Work to complete:
Return all of the data exactly as given.

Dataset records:
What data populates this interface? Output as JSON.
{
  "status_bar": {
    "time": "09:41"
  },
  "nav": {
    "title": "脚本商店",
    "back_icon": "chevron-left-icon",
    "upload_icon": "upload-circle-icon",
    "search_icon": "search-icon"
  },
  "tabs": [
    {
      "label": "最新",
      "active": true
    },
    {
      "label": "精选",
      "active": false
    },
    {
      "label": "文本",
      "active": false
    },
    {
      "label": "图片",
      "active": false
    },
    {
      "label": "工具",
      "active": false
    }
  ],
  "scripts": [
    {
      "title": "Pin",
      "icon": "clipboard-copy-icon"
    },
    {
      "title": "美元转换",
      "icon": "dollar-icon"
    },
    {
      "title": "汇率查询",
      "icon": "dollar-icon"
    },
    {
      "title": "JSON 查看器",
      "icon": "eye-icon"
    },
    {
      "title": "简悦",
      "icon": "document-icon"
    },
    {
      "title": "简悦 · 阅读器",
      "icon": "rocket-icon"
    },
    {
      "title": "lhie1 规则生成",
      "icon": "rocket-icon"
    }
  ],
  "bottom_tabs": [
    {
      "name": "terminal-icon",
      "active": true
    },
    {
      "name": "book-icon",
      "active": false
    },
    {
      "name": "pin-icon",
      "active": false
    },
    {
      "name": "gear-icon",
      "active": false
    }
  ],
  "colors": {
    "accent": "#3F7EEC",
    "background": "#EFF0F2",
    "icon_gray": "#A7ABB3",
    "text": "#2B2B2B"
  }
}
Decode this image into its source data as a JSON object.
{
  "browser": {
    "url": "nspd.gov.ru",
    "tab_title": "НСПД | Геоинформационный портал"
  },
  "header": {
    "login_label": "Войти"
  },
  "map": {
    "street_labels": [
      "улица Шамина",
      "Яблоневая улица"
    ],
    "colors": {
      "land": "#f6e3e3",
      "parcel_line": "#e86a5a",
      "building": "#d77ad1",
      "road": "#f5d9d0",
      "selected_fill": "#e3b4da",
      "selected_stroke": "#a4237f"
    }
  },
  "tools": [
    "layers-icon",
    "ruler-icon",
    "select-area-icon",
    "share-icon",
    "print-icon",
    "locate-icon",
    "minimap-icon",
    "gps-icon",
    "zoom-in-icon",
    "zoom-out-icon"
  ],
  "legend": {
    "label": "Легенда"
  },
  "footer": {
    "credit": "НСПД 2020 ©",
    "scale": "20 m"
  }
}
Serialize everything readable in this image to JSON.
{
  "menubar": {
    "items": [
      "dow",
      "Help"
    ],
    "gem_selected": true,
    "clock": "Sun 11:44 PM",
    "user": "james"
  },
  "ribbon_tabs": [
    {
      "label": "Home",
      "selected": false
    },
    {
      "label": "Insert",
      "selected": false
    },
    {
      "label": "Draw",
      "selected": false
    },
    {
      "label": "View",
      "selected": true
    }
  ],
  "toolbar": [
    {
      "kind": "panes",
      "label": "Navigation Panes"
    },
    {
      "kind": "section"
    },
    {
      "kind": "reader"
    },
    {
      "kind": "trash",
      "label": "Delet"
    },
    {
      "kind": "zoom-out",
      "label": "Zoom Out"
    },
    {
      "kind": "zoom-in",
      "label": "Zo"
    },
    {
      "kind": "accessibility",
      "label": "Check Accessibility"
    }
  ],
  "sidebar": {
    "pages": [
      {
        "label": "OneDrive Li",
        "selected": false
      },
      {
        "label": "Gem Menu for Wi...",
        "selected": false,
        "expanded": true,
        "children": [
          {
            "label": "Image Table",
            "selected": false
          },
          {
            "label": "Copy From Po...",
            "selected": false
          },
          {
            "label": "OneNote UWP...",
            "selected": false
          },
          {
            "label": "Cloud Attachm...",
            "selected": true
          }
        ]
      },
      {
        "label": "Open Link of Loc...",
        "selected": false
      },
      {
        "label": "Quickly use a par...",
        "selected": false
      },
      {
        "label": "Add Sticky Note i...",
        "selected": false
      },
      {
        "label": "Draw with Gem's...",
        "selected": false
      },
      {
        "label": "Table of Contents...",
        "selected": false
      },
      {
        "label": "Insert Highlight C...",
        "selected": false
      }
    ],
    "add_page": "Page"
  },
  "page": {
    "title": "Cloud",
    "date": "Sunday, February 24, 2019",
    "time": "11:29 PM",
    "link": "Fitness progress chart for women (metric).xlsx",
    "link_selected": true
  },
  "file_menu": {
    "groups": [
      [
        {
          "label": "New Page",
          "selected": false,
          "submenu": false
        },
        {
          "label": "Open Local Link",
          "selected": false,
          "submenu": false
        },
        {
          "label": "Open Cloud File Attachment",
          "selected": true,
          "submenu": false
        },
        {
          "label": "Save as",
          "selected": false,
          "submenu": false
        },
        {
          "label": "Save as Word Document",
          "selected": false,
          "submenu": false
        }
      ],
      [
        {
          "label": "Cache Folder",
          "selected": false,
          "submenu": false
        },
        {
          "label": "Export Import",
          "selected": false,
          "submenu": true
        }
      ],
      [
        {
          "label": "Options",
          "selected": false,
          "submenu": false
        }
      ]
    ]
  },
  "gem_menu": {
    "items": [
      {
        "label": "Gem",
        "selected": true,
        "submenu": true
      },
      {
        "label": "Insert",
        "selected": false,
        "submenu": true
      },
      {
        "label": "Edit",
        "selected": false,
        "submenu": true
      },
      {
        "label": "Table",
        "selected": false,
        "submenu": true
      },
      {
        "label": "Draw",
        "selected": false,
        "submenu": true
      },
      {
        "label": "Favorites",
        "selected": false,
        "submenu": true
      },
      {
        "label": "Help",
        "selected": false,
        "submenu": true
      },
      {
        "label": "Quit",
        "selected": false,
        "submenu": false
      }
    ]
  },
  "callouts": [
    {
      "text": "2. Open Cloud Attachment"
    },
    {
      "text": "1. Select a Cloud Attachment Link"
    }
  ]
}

Exercise solution:
What data populates this interface? Output as JSON.
{
  "status_bar": {
    "time": "09:41"
  },
  "nav": {
    "title": "脚本商店",
    "back_icon": "chevron-left-icon",
    "upload_icon": "upload-circle-icon",
    "search_icon": "search-icon"
  },
  "tabs": [
    {
      "label": "最新",
      "active": true
    },
    {
      "label": "精选",
      "active": false
    },
    {
      "label": "文本",
      "active": false
    },
    {
      "label": "图片",
      "active": false
    },
    {
      "label": "工具",
      "active": false
    }
  ],
  "scripts": [
    {
      "title": "Pin",
      "icon": "clipboard-copy-icon"
    },
    {
      "title": "美元转换",
      "icon": "dollar-icon"
    },
    {
      "title": "汇率查询",
      "icon": "dollar-icon"
    },
    {
      "title": "JSON 查看器",
      "icon": "eye-icon"
    },
    {
      "title": "简悦",
      "icon": "document-icon"
    },
    {
      "title": "简悦 · 阅读器",
      "icon": "rocket-icon"
    },
    {
      "title": "lhie1 规则生成",
      "icon": "rocket-icon"
    }
  ],
  "bottom_tabs": [
    {
      "name": "terminal-icon",
      "active": true
    },
    {
      "name": "book-icon",
      "active": false
    },
    {
      "name": "pin-icon",
      "active": false
    },
    {
      "name": "gear-icon",
      "active": false
    }
  ],
  "colors": {
    "accent": "#3F7EEC",
    "background": "#EFF0F2",
    "icon_gray": "#A7ABB3",
    "text": "#2B2B2B"
  }
}
Decode this image into its source data as a JSON object.
{
  "browser": {
    "url": "nspd.gov.ru",
    "tab_title": "НСПД | Геоинформационный портал"
  },
  "header": {
    "login_label": "Войти"
  },
  "map": {
    "street_labels": [
      "улица Шамина",
      "Яблоневая улица"
    ],
    "colors": {
      "land": "#f6e3e3",
      "parcel_line": "#e86a5a",
      "building": "#d77ad1",
      "road": "#f5d9d0",
      "selected_fill": "#e3b4da",
      "selected_stroke": "#a4237f"
    }
  },
  "tools": [
    "layers-icon",
    "ruler-icon",
    "select-area-icon",
    "share-icon",
    "print-icon",
    "locate-icon",
    "minimap-icon",
    "gps-icon",
    "zoom-in-icon",
    "zoom-out-icon"
  ],
  "legend": {
    "label": "Легенда"
  },
  "footer": {
    "credit": "НСПД 2020 ©",
    "scale": "20 m"
  }
}
Serialize everything readable in this image to JSON.
{
  "menubar": {
    "items": [
      "dow",
      "Help"
    ],
    "gem_selected": true,
    "clock": "Sun 11:44 PM",
    "user": "james"
  },
  "ribbon_tabs": [
    {
      "label": "Home",
      "selected": false
    },
    {
      "label": "Insert",
      "selected": false
    },
    {
      "label": "Draw",
      "selected": false
    },
    {
      "label": "View",
      "selected": true
    }
  ],
  "toolbar": [
    {
      "kind": "panes",
      "label": "Navigation Panes"
    },
    {
      "kind": "section"
    },
    {
      "kind": "reader"
    },
    {
      "kind": "trash",
      "label": "Delet"
    },
    {
      "kind": "zoom-out",
      "label": "Zoom Out"
    },
    {
      "kind": "zoom-in",
      "label": "Zo"
    },
    {
      "kind": "accessibility",
      "label": "Check Accessibility"
    }
  ],
  "sidebar": {
    "pages": [
      {
        "label": "OneDrive Li",
        "selected": false
      },
      {
        "label": "Gem Menu for Wi...",
        "selected": false,
        "expanded": true,
        "children": [
          {
            "label": "Image Table",
            "selected": false
          },
          {
            "label": "Copy From Po...",
            "selected": false
          },
          {
            "label": "OneNote UWP...",
            "selected": false
          },
          {
            "label": "Cloud Attachm...",
            "selected": true
          }
        ]
      },
      {
        "label": "Open Link of Loc...",
        "selected": false
      },
      {
        "label": "Quickly use a par...",
        "selected": false
      },
      {
        "label": "Add Sticky Note i...",
        "selected": false
      },
      {
        "label": "Draw with Gem's...",
        "selected": false
      },
      {
        "label": "Table of Contents...",
        "selected": false
      },
      {
        "label": "Insert Highlight C...",
        "selected": false
      }
    ],
    "add_page": "Page"
  },
  "page": {
    "title": "Cloud",
    "date": "Sunday, February 24, 2019",
    "time": "11:29 PM",
    "link": "Fitness progress chart for women (metric).xlsx",
    "link_selected": true
  },
  "file_menu": {
    "groups": [
      [
        {
          "label": "New Page",
          "selected": false,
          "submenu": false
        },
        {
          "label": "Open Local Link",
          "selected": false,
          "submenu": false
        },
        {
          "label": "Open Cloud File Attachment",
          "selected": true,
          "submenu": false
        },
        {
          "label": "Save as",
          "selected": false,
          "submenu": false
        },
        {
          "label": "Save as Word Document",
          "selected": false,
          "submenu": false
        }
      ],
      [
        {
          "label": "Cache Folder",
          "selected": false,
          "submenu": false
        },
        {
          "label": "Export Import",
          "selected": false,
          "submenu": true
        }
      ],
      [
        {
          "label": "Options",
          "selected": false,
          "submenu": false
        }
      ]
    ]
  },
  "gem_menu": {
    "items": [
      {
        "label": "Gem",
        "selected": true,
        "submenu": true
      },
      {
        "label": "Insert",
        "selected": false,
        "submenu": true
      },
      {
        "label": "Edit",
        "selected": false,
        "submenu": true
      },
      {
        "label": "Table",
        "selected": false,
        "submenu": true
      },
      {
        "label": "Draw",
        "selected": false,
        "submenu": true
      },
      {
        "label": "Favorites",
        "selected": false,
        "submenu": true
      },
      {
        "label": "Help",
        "selected": false,
        "submenu": true
      },
      {
        "label": "Quit",
        "selected": false,
        "submenu": false
      }
    ]
  },
  "callouts": [
    {
      "text": "2. Open Cloud Attachment"
    },
    {
      "text": "1. Select a Cloud Attachment Link"
    }
  ]
}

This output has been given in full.